# WORK REQUIRED
Pull out every line with the word "Empresária".

— BEGIN ENTRIES —

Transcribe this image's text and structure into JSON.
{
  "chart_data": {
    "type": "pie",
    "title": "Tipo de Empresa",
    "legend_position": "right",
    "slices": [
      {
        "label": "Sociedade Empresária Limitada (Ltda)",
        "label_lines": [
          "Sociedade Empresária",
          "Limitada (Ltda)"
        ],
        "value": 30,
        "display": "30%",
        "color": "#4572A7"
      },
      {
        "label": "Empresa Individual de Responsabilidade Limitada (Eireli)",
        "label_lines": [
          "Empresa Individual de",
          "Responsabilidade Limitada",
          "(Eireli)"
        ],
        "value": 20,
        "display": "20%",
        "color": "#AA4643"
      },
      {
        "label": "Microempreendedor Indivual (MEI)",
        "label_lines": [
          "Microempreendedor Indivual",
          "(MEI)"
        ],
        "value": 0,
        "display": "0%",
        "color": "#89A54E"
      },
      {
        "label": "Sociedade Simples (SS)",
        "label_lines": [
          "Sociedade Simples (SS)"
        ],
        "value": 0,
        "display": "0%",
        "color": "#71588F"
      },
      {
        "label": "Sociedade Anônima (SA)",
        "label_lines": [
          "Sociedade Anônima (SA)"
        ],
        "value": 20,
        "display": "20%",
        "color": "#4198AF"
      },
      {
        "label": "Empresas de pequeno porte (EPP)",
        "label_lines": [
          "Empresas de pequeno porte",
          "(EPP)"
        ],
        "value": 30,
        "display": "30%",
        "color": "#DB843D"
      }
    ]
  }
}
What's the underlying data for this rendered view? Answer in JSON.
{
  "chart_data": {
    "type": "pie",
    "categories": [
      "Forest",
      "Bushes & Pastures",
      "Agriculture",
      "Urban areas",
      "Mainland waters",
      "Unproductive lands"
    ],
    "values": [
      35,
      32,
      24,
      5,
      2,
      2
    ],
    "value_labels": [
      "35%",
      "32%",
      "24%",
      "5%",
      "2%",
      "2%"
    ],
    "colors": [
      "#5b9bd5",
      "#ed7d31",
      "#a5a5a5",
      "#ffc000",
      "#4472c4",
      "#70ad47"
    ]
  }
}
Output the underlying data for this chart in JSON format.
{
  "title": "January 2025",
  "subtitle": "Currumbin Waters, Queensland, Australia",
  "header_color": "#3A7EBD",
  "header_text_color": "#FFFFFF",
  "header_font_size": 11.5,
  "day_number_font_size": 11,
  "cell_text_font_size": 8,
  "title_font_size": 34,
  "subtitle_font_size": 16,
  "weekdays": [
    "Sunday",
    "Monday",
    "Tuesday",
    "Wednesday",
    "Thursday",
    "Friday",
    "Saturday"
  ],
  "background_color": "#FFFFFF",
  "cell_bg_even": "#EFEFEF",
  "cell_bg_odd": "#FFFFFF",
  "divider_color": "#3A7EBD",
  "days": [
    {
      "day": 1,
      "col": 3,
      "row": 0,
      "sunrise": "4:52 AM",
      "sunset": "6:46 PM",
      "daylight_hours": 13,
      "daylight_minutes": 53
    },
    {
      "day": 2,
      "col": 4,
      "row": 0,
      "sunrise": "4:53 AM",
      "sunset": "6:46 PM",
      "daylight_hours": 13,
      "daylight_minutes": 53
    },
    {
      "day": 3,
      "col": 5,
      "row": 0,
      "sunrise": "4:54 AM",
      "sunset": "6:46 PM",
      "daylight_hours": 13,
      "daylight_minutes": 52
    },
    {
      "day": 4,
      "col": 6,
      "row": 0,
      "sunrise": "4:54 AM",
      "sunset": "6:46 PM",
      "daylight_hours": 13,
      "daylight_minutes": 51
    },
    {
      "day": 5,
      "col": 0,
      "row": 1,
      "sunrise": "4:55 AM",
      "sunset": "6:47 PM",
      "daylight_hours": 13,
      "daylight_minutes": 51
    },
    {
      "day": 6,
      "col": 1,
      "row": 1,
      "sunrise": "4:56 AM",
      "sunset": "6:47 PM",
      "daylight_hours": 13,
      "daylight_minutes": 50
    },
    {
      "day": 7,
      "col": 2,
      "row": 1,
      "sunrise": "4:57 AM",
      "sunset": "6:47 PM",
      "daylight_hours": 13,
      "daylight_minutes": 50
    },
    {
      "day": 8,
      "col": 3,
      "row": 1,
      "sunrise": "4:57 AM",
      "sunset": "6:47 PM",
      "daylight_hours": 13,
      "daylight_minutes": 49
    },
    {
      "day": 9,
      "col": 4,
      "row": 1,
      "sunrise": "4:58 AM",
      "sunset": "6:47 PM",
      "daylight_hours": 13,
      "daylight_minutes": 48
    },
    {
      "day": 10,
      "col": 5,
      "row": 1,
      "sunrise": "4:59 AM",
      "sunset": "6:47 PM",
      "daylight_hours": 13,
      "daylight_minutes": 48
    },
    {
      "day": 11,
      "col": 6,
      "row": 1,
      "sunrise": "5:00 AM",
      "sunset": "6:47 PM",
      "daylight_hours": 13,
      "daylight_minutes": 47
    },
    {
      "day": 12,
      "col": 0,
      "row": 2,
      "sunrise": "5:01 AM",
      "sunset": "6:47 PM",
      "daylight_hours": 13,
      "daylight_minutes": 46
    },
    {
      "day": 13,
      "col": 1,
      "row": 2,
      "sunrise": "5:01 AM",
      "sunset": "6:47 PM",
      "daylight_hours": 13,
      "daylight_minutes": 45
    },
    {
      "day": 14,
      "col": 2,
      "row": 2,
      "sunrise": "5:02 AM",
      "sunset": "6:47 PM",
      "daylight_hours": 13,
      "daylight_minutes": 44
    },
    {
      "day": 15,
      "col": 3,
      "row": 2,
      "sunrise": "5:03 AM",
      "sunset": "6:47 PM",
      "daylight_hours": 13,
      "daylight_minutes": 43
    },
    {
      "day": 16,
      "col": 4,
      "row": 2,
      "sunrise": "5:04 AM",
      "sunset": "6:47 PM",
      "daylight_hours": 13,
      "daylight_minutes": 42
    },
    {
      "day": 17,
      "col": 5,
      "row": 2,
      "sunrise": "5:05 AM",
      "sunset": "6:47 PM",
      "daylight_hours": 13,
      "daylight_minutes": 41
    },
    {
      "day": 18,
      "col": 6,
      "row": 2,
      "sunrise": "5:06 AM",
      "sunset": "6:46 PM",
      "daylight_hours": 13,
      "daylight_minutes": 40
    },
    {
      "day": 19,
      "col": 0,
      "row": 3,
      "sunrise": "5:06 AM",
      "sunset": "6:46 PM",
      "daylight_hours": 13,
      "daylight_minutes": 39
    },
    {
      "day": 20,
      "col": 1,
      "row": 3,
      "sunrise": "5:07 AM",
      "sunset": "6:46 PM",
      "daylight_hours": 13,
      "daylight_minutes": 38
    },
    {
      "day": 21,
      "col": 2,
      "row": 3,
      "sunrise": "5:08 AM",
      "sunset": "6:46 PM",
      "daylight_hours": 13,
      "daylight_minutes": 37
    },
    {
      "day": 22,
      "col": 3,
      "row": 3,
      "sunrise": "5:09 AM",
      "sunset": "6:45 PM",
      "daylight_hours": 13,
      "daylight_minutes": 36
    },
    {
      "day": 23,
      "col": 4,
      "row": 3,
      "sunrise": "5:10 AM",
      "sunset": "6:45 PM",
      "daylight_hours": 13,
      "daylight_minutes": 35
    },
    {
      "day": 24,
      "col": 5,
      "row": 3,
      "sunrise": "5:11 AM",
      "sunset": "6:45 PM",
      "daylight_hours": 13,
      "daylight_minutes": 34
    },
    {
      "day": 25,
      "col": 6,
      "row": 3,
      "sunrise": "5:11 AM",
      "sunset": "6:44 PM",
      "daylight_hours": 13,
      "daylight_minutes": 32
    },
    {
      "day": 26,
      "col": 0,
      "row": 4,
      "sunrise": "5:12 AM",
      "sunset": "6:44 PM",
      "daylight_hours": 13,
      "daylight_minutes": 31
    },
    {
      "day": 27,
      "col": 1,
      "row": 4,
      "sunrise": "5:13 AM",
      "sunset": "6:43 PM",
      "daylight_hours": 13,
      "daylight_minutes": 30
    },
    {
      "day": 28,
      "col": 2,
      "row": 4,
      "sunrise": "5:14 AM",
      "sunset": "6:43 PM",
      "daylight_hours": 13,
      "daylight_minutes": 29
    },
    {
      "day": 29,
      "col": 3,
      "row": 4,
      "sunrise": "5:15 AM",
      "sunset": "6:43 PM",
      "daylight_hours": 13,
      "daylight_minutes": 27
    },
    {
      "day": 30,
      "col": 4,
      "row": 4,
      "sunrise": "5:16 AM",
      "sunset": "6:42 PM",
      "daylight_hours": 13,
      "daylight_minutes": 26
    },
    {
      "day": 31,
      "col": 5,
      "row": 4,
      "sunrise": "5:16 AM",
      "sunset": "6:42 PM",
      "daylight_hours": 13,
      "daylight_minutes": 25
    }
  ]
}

— END ENTRIES —

# THE RESULT
        "label": "Sociedade Empresária Limitada (Ltda)",
          "Sociedade Empresária",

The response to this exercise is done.